SHORT EXERCISE: Each line in the entries below that holds the string "name" is to be listed.

********************

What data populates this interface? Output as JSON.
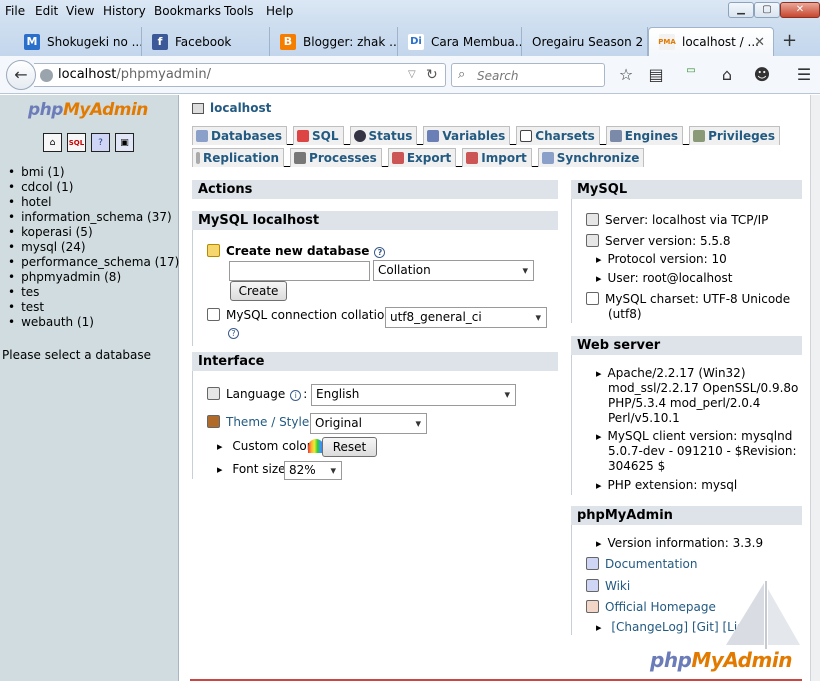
{
  "menubar": {
    "items": [
      {
        "label": "File"
      },
      {
        "label": "Edit"
      },
      {
        "label": "View"
      },
      {
        "label": "History"
      },
      {
        "label": "Bookmarks"
      },
      {
        "label": "Tools"
      },
      {
        "label": "Help"
      }
    ]
  },
  "tabs": [
    {
      "title": "Shokugeki no ...",
      "icon": "M"
    },
    {
      "title": "Facebook",
      "icon": "f"
    },
    {
      "title": "Blogger: zhak ...",
      "icon": "B"
    },
    {
      "title": "Cara Membua...",
      "icon": "Di"
    },
    {
      "title": "Oregairu Season 2 ...",
      "icon": ""
    },
    {
      "title": "localhost / ...",
      "icon": "PMA"
    }
  ],
  "address": {
    "host": "localhost",
    "path": "/phpmyadmin/"
  },
  "search": {
    "placeholder": "Search"
  },
  "colors": {
    "accent": "#235a81",
    "logo_php": "#6c7cb8",
    "logo_myadmin": "#e27a00"
  },
  "sidebar": {
    "logo": {
      "php": "php",
      "my": "My",
      "admin": "Admin"
    },
    "databases": [
      "bmi (1)",
      "cdcol (1)",
      "hotel",
      "information_schema (37)",
      "koperasi (5)",
      "mysql (24)",
      "performance_schema (17)",
      "phpmyadmin (8)",
      "tes",
      "test",
      "webauth (1)"
    ],
    "select_message": "Please select a database"
  },
  "main": {
    "server": "localhost",
    "tabs_row1": [
      "Databases",
      "SQL",
      "Status",
      "Variables",
      "Charsets",
      "Engines",
      "Privileges"
    ],
    "tabs_row2": [
      "Replication",
      "Processes",
      "Export",
      "Import",
      "Synchronize"
    ],
    "actions": {
      "title": "Actions",
      "mysql_local_title": "MySQL localhost",
      "create_db_label": "Create new database",
      "collation_placeholder": "Collation",
      "create_button": "Create",
      "conn_collation_label": "MySQL connection collation:",
      "conn_collation_value": "utf8_general_ci"
    },
    "interface": {
      "title": "Interface",
      "language_label": "Language",
      "language_value": "English",
      "theme_label": "Theme / Style",
      "theme_value": "Original",
      "custom_color_label": "Custom color:",
      "reset_button": "Reset",
      "font_size_label": "Font size:",
      "font_size_value": "82%"
    },
    "mysql": {
      "title": "MySQL",
      "server": "Server: localhost via TCP/IP",
      "version": "Server version: 5.5.8",
      "protocol": "Protocol version: 10",
      "user": "User: root@localhost",
      "charset_line1": "MySQL charset: UTF-8 Unicode",
      "charset_line2": "(utf8)"
    },
    "webserver": {
      "title": "Web server",
      "apache": [
        "Apache/2.2.17 (Win32)",
        "mod_ssl/2.2.17 OpenSSL/0.9.8o",
        "PHP/5.3.4 mod_perl/2.0.4",
        "Perl/v5.10.1"
      ],
      "client": [
        "MySQL client version: mysqlnd",
        "5.0.7-dev - 091210 - $Revision:",
        "304625 $"
      ],
      "php_ext": "PHP extension: mysql"
    },
    "pma": {
      "title": "phpMyAdmin",
      "version": "Version information: 3.3.9",
      "documentation": "Documentation",
      "wiki": "Wiki",
      "homepage": "Official Homepage",
      "changelog": "[ChangeLog]",
      "git": "[Git]",
      "lists": "[Lists]"
    },
    "watermark": {
      "php": "php",
      "myadmin": "MyAdmin"
    }
  }
}
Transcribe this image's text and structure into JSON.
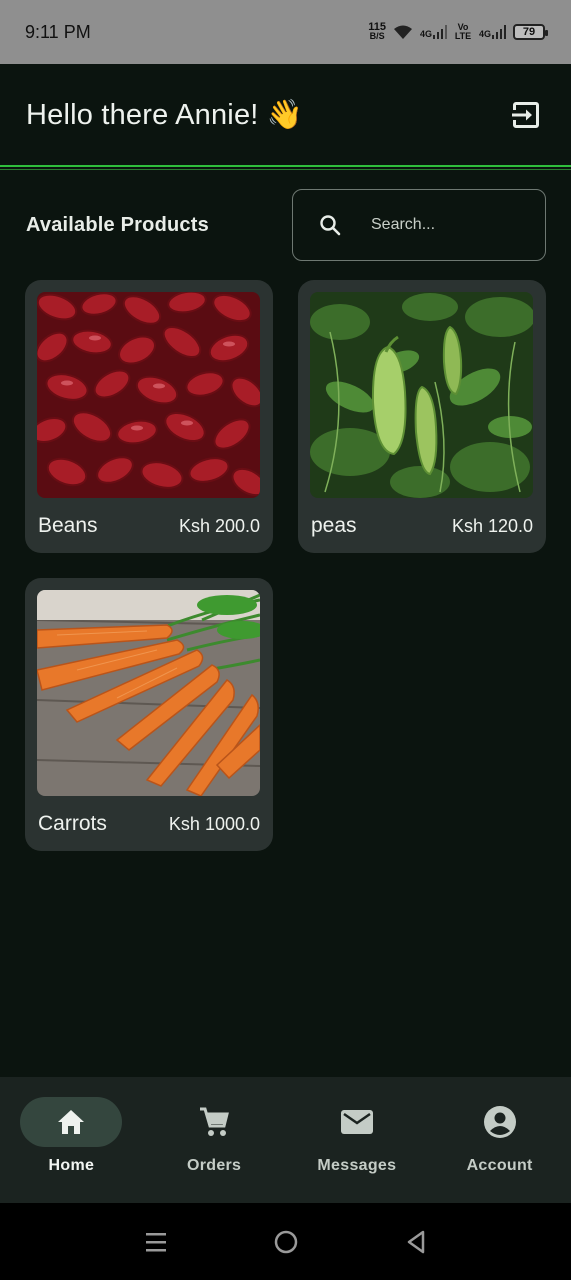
{
  "status": {
    "time": "9:11 PM",
    "speed_value": "115",
    "speed_unit": "B/S",
    "net1": "4G",
    "volte": "Vo LTE",
    "net2": "4G",
    "battery": "79"
  },
  "header": {
    "greeting": "Hello there Annie! 👋",
    "logout_icon": "logout-icon"
  },
  "products_section": {
    "title": "Available Products",
    "search_placeholder": "Search...",
    "search_value": ""
  },
  "products": [
    {
      "name": "Beans",
      "price": "Ksh 200.0",
      "image": "red-kidney-beans"
    },
    {
      "name": "peas",
      "price": "Ksh 120.0",
      "image": "pea-plant"
    },
    {
      "name": "Carrots",
      "price": "Ksh 1000.0",
      "image": "carrots"
    }
  ],
  "bottom_nav": {
    "items": [
      {
        "label": "Home",
        "icon": "home-icon",
        "active": true
      },
      {
        "label": "Orders",
        "icon": "cart-icon",
        "active": false
      },
      {
        "label": "Messages",
        "icon": "mail-icon",
        "active": false
      },
      {
        "label": "Account",
        "icon": "account-icon",
        "active": false
      }
    ]
  },
  "colors": {
    "background": "#0b140f",
    "accent_line": "#2fbf3c",
    "card": "#2b3331",
    "nav": "#1b2320",
    "active_pill": "#34463e"
  }
}
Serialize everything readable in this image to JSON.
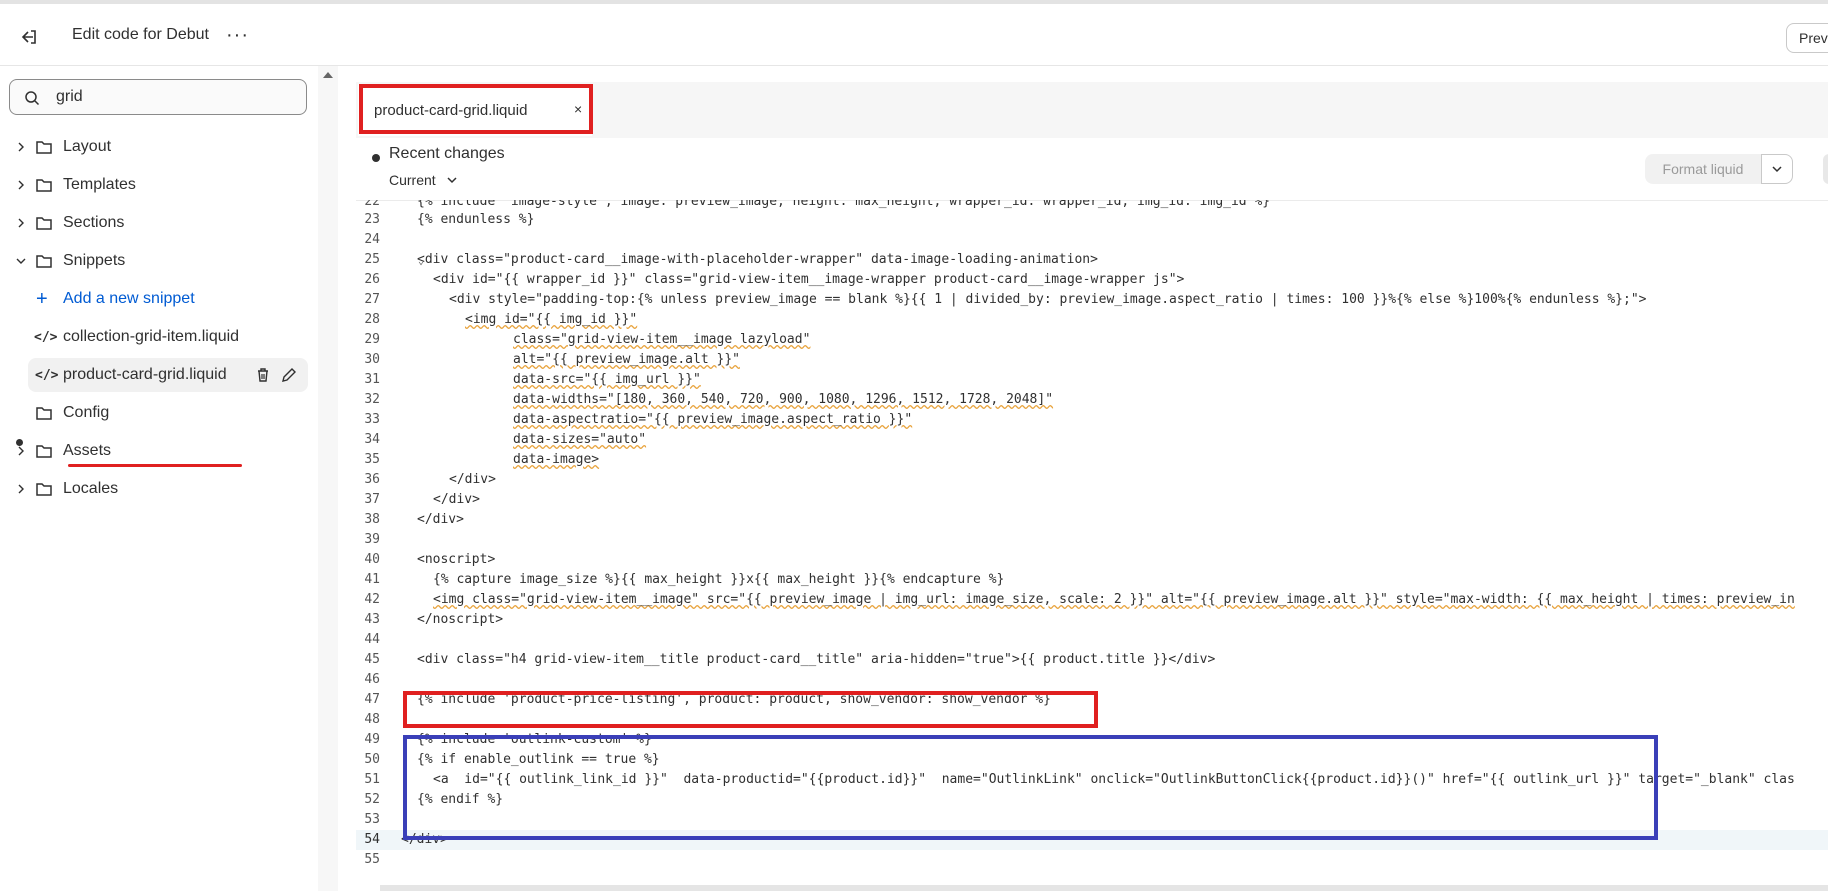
{
  "topbar": {
    "title": "Edit code for Debut",
    "more": "···",
    "preview_label": "Prev"
  },
  "sidebar": {
    "search_value": "grid",
    "items": [
      {
        "label": "Layout"
      },
      {
        "label": "Templates"
      },
      {
        "label": "Sections"
      },
      {
        "label": "Snippets"
      },
      {
        "label": "Add a new snippet"
      },
      {
        "label": "collection-grid-item.liquid"
      },
      {
        "label": "product-card-grid.liquid"
      },
      {
        "label": "Config"
      },
      {
        "label": "Assets"
      },
      {
        "label": "Locales"
      }
    ]
  },
  "editor": {
    "tab_label": "product-card-grid.liquid",
    "tab_close": "×",
    "changes_label": "Recent changes",
    "current_label": "Current",
    "format_label": "Format liquid"
  },
  "code_lines": {
    "l22": "{% include 'image-style', image: preview_image, height: max_height, wrapper_id: wrapper_id, img_id: img_id %}",
    "l23": "{% endunless %}",
    "l25": "<div class=\"product-card__image-with-placeholder-wrapper\" data-image-loading-animation>",
    "l26": "<div id=\"{{ wrapper_id }}\" class=\"grid-view-item__image-wrapper product-card__image-wrapper js\">",
    "l27": "<div style=\"padding-top:{% unless preview_image == blank %}{{ 1 | divided_by: preview_image.aspect_ratio | times: 100 }}%{% else %}100%{% endunless %};\">",
    "l28": "<img id=\"{{ img_id }}\"",
    "l29": "class=\"grid-view-item__image lazyload\"",
    "l30": "alt=\"{{ preview_image.alt }}\"",
    "l31": "data-src=\"{{ img_url }}\"",
    "l32": "data-widths=\"[180, 360, 540, 720, 900, 1080, 1296, 1512, 1728, 2048]\"",
    "l33": "data-aspectratio=\"{{ preview_image.aspect_ratio }}\"",
    "l34": "data-sizes=\"auto\"",
    "l35": "data-image>",
    "l36": "</div>",
    "l37": "</div>",
    "l38": "</div>",
    "l40": "<noscript>",
    "l41": "{% capture image_size %}{{ max_height }}x{{ max_height }}{% endcapture %}",
    "l42": "<img class=\"grid-view-item__image\" src=\"{{ preview_image | img_url: image_size, scale: 2 }}\" alt=\"{{ preview_image.alt }}\" style=\"max-width: {{ max_height | times: preview_in",
    "l43": "</noscript>",
    "l45": "<div class=\"h4 grid-view-item__title product-card__title\" aria-hidden=\"true\">{{ product.title }}</div>",
    "l47": "{% include 'product-price-listing', product: product, show_vendor: show_vendor %}",
    "l49": "{% include 'outlink-custom' %}",
    "l50": "{% if enable_outlink == true %}",
    "l51": "<a  id=\"{{ outlink_link_id }}\"  data-productid=\"{{product.id}}\"  name=\"OutlinkLink\" onclick=\"OutlinkButtonClick{{product.id}}()\" href=\"{{ outlink_url }}\" target=\"_blank\" clas",
    "l52": "{% endif %}",
    "l54": "</div>"
  }
}
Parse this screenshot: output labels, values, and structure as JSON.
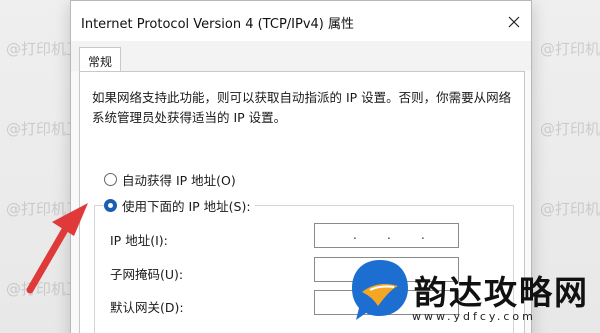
{
  "dialog": {
    "title": "Internet Protocol Version 4 (TCP/IPv4) 属性",
    "tab_general": "常规",
    "description": "如果网络支持此功能，则可以获取自动指派的 IP 设置。否则，你需要从网络系统管理员处获得适当的 IP 设置。",
    "radio_auto_ip": "自动获得 IP 地址(O)",
    "radio_manual_ip": "使用下面的 IP 地址(S):",
    "manual_ip_selected": true,
    "ip_address_label": "IP 地址(I):",
    "subnet_mask_label": "子网掩码(U):",
    "default_gateway_label": "默认网关(D):",
    "ip_address_value": ". . ."
  },
  "watermark": {
    "text": "@打印机卫士"
  },
  "logo": {
    "name": "韵达攻略网",
    "url": "www.ydfcy.com"
  },
  "colors": {
    "accent": "#1a5fb4",
    "arrow": "#e0393a",
    "logo_bubble": "#1c6fd1",
    "logo_wing": "#f5a623"
  }
}
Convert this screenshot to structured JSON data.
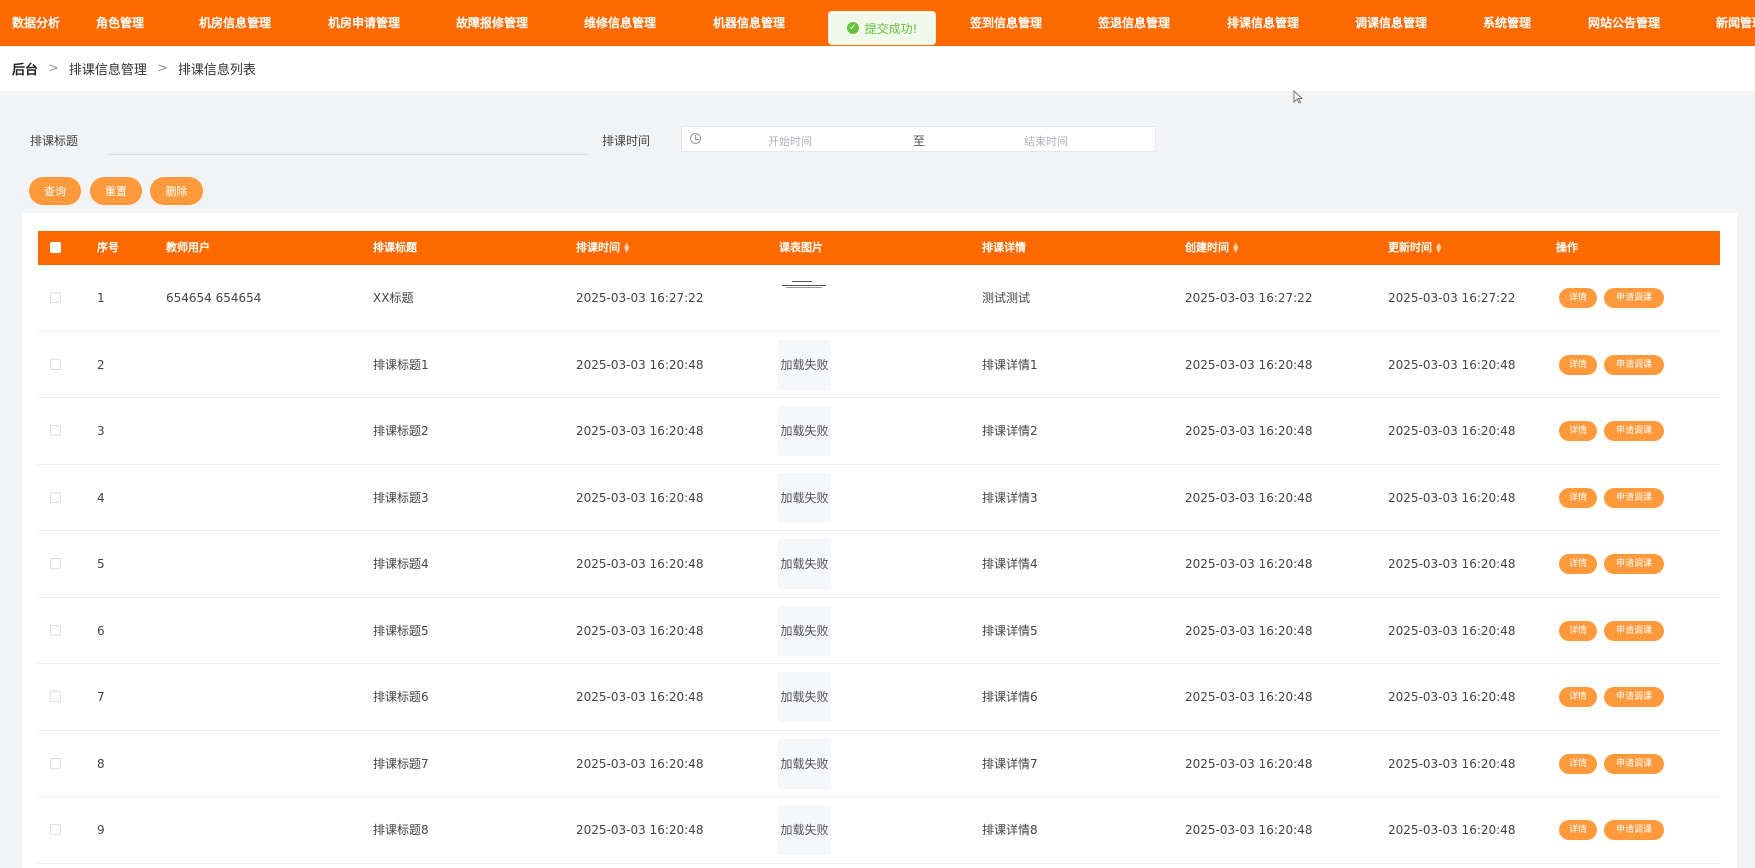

********************

TASK OUTPUT:
      "name": "Beans",
      "name": "peas",
      "name": "Carrots",
    "l51": "<a  id=\"{{ outlink_link_id }}\"  data-productid=\"{{product.id}}\"  name=\"OutlinkLink\" onclick=\"OutlinkButtonClick{{product.id}}()\" href=\"{{ outlink_url }}\" target=\"_blank\" clas",
    "name": "韵达攻略网",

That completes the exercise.